(Dataset records)
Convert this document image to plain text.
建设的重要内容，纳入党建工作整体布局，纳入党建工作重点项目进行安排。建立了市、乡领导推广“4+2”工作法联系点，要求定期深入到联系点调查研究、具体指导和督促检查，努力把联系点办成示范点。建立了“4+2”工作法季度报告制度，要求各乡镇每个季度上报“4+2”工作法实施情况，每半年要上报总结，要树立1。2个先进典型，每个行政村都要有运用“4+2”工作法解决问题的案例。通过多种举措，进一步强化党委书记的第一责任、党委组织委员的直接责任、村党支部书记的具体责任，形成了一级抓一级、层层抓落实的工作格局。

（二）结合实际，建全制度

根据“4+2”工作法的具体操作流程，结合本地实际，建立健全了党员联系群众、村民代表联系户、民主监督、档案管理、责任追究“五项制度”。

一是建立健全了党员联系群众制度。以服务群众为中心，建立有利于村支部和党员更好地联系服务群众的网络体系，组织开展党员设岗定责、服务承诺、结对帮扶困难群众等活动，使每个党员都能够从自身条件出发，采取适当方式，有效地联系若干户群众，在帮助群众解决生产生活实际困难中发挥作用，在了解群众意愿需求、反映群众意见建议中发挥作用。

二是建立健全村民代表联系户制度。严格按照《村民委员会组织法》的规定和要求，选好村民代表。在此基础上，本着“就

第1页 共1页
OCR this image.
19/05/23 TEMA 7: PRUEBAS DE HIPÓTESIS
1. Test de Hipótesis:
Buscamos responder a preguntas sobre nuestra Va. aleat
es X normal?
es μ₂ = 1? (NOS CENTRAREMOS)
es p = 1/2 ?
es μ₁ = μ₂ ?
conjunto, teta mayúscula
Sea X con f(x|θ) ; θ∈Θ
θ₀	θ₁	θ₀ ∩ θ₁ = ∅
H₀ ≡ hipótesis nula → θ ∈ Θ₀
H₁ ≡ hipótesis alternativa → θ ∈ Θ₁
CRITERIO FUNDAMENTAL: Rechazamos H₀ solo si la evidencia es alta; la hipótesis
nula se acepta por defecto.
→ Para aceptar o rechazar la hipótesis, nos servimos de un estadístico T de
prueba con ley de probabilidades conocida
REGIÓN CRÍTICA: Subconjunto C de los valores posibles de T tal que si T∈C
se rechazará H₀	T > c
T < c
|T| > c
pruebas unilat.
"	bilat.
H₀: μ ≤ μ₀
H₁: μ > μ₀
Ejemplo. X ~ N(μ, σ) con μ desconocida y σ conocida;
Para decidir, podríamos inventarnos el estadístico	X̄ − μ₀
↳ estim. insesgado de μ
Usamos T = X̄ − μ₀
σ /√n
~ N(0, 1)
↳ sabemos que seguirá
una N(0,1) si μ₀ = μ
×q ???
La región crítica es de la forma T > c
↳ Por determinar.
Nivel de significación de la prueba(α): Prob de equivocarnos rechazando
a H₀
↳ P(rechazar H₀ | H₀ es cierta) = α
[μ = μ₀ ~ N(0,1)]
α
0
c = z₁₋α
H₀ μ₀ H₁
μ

§ THE PROBLEM
Reproduce each entry exactly, leaving out nothing.

§ RESULT OF THE TASK
Convert this document image to plain text.
建设的重要内容，纳入党建工作整体布局，纳入党建工作重点项目进行安排。建立了市、乡领导推广“4+2”工作法联系点，要求定期深入到联系点调查研究、具体指导和督促检查，努力把联系点办成示范点。建立了“4+2”工作法季度报告制度，要求各乡镇每个季度上报“4+2”工作法实施情况，每半年要上报总结，要树立1。2个先进典型，每个行政村都要有运用“4+2”工作法解决问题的案例。通过多种举措，进一步强化党委书记的第一责任、党委组织委员的直接责任、村党支部书记的具体责任，形成了一级抓一级、层层抓落实的工作格局。

（二）结合实际，建全制度

根据“4+2”工作法的具体操作流程，结合本地实际，建立健全了党员联系群众、村民代表联系户、民主监督、档案管理、责任追究“五项制度”。

一是建立健全了党员联系群众制度。以服务群众为中心，建立有利于村支部和党员更好地联系服务群众的网络体系，组织开展党员设岗定责、服务承诺、结对帮扶困难群众等活动，使每个党员都能够从自身条件出发，采取适当方式，有效地联系若干户群众，在帮助群众解决生产生活实际困难中发挥作用，在了解群众意愿需求、反映群众意见建议中发挥作用。

二是建立健全村民代表联系户制度。严格按照《村民委员会组织法》的规定和要求，选好村民代表。在此基础上，本着“就

第1页 共1页
OCR this image.
19/05/23 TEMA 7: PRUEBAS DE HIPÓTESIS
1. Test de Hipótesis:
Buscamos responder a preguntas sobre nuestra Va. aleat
es X normal?
es μ₂ = 1? (NOS CENTRAREMOS)
es p = 1/2 ?
es μ₁ = μ₂ ?
conjunto, teta mayúscula
Sea X con f(x|θ) ; θ∈Θ
θ₀	θ₁	θ₀ ∩ θ₁ = ∅
H₀ ≡ hipótesis nula → θ ∈ Θ₀
H₁ ≡ hipótesis alternativa → θ ∈ Θ₁
CRITERIO FUNDAMENTAL: Rechazamos H₀ solo si la evidencia es alta; la hipótesis
nula se acepta por defecto.
→ Para aceptar o rechazar la hipótesis, nos servimos de un estadístico T de
prueba con ley de probabilidades conocida
REGIÓN CRÍTICA: Subconjunto C de los valores posibles de T tal que si T∈C
se rechazará H₀	T > c
T < c
|T| > c
pruebas unilat.
"	bilat.
H₀: μ ≤ μ₀
H₁: μ > μ₀
Ejemplo. X ~ N(μ, σ) con μ desconocida y σ conocida;
Para decidir, podríamos inventarnos el estadístico	X̄ − μ₀
↳ estim. insesgado de μ
Usamos T = X̄ − μ₀
σ /√n
~ N(0, 1)
↳ sabemos que seguirá
una N(0,1) si μ₀ = μ
×q ???
La región crítica es de la forma T > c
↳ Por determinar.
Nivel de significación de la prueba(α): Prob de equivocarnos rechazando
a H₀
↳ P(rechazar H₀ | H₀ es cierta) = α
[μ = μ₀ ~ N(0,1)]
α
0
c = z₁₋α
H₀ μ₀ H₁
μ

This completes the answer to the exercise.